_DATASET ENTRIES:_
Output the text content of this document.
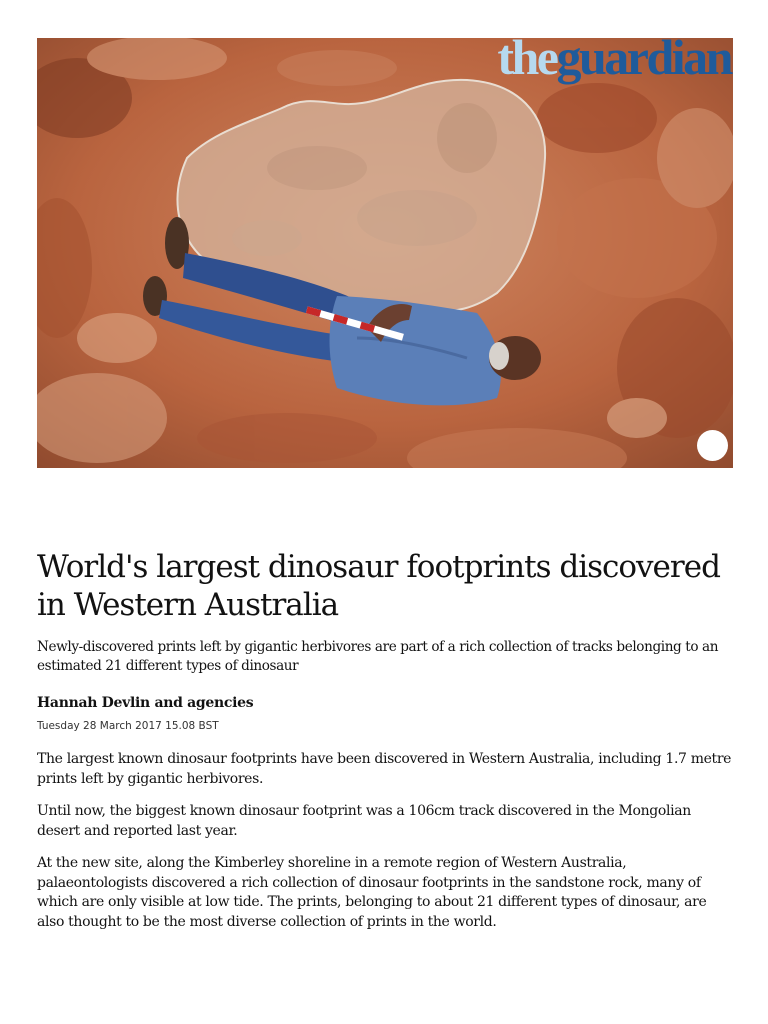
theguardian
World's largest dinosaur footprints discovered in Western Australia

Newly-discovered prints left by gigantic herbivores are part of a rich collection of tracks belonging to an estimated 21 different types of dinosaur

Hannah Devlin and agencies

Tuesday 28 March 2017 15.08 BST

The largest known dinosaur footprints have been discovered in Western Australia, including 1.7 metre prints left by gigantic herbivores.

Until now, the biggest known dinosaur footprint was a 106cm track discovered in the Mongolian desert and reported last year.

At the new site, along the Kimberley shoreline in a remote region of Western Australia, palaeontologists discovered a rich collection of dinosaur footprints in the sandstone rock, many of which are only visible at low tide. The prints, belonging to about 21 different types of dinosaur, are also thought to be the most diverse collection of prints in the world.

_WORK TO DO:_ Pick out each line containing the string "known" and copy it.

_EXERCISE RESPONSE:_
The largest known dinosaur footprints have been discovered in Western Australia, including 1.7 metre prints left by gigantic herbivores.
Until now, the biggest known dinosaur footprint was a 106cm track discovered in the Mongolian desert and reported last year.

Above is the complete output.